** begin MATERIAL TO PROCESS **

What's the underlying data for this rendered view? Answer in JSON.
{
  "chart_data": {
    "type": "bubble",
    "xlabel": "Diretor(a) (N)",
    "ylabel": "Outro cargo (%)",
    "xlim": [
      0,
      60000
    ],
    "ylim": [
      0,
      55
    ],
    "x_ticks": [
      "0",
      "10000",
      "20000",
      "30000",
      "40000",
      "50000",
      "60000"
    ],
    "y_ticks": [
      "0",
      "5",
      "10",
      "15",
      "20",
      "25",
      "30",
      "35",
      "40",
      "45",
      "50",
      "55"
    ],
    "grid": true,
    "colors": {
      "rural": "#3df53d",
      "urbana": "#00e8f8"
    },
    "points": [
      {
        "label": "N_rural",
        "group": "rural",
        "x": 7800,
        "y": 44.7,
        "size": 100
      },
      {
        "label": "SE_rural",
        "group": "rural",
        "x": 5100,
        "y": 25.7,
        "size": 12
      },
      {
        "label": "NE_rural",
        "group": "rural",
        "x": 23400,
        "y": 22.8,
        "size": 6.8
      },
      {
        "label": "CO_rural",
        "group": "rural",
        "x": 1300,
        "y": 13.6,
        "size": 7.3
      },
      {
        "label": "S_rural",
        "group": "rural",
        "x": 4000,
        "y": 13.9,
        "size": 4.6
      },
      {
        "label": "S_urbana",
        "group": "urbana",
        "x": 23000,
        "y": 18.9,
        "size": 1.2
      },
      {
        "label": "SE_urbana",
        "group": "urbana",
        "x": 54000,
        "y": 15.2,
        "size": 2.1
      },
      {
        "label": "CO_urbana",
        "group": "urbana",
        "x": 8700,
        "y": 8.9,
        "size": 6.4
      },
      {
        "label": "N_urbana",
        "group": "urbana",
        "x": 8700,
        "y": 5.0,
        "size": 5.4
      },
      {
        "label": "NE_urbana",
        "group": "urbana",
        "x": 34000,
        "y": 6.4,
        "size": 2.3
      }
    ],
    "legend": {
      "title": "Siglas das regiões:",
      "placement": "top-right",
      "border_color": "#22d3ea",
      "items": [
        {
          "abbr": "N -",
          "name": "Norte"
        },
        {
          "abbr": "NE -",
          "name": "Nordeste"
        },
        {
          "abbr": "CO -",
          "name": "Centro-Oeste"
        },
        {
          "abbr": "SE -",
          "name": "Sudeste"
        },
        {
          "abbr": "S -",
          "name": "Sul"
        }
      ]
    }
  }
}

** end MATERIAL TO PROCESS **

• WHAT YOU HAVE TO DO: Output each record exactly, leaving nothing out.

• EXERCISE OUTPUT:
What's the underlying data for this rendered view? Answer in JSON.
{
  "chart_data": {
    "type": "bubble",
    "xlabel": "Diretor(a) (N)",
    "ylabel": "Outro cargo (%)",
    "xlim": [
      0,
      60000
    ],
    "ylim": [
      0,
      55
    ],
    "x_ticks": [
      "0",
      "10000",
      "20000",
      "30000",
      "40000",
      "50000",
      "60000"
    ],
    "y_ticks": [
      "0",
      "5",
      "10",
      "15",
      "20",
      "25",
      "30",
      "35",
      "40",
      "45",
      "50",
      "55"
    ],
    "grid": true,
    "colors": {
      "rural": "#3df53d",
      "urbana": "#00e8f8"
    },
    "points": [
      {
        "label": "N_rural",
        "group": "rural",
        "x": 7800,
        "y": 44.7,
        "size": 100
      },
      {
        "label": "SE_rural",
        "group": "rural",
        "x": 5100,
        "y": 25.7,
        "size": 12
      },
      {
        "label": "NE_rural",
        "group": "rural",
        "x": 23400,
        "y": 22.8,
        "size": 6.8
      },
      {
        "label": "CO_rural",
        "group": "rural",
        "x": 1300,
        "y": 13.6,
        "size": 7.3
      },
      {
        "label": "S_rural",
        "group": "rural",
        "x": 4000,
        "y": 13.9,
        "size": 4.6
      },
      {
        "label": "S_urbana",
        "group": "urbana",
        "x": 23000,
        "y": 18.9,
        "size": 1.2
      },
      {
        "label": "SE_urbana",
        "group": "urbana",
        "x": 54000,
        "y": 15.2,
        "size": 2.1
      },
      {
        "label": "CO_urbana",
        "group": "urbana",
        "x": 8700,
        "y": 8.9,
        "size": 6.4
      },
      {
        "label": "N_urbana",
        "group": "urbana",
        "x": 8700,
        "y": 5.0,
        "size": 5.4
      },
      {
        "label": "NE_urbana",
        "group": "urbana",
        "x": 34000,
        "y": 6.4,
        "size": 2.3
      }
    ],
    "legend": {
      "title": "Siglas das regiões:",
      "placement": "top-right",
      "border_color": "#22d3ea",
      "items": [
        {
          "abbr": "N -",
          "name": "Norte"
        },
        {
          "abbr": "NE -",
          "name": "Nordeste"
        },
        {
          "abbr": "CO -",
          "name": "Centro-Oeste"
        },
        {
          "abbr": "SE -",
          "name": "Sudeste"
        },
        {
          "abbr": "S -",
          "name": "Sul"
        }
      ]
    }
  }
}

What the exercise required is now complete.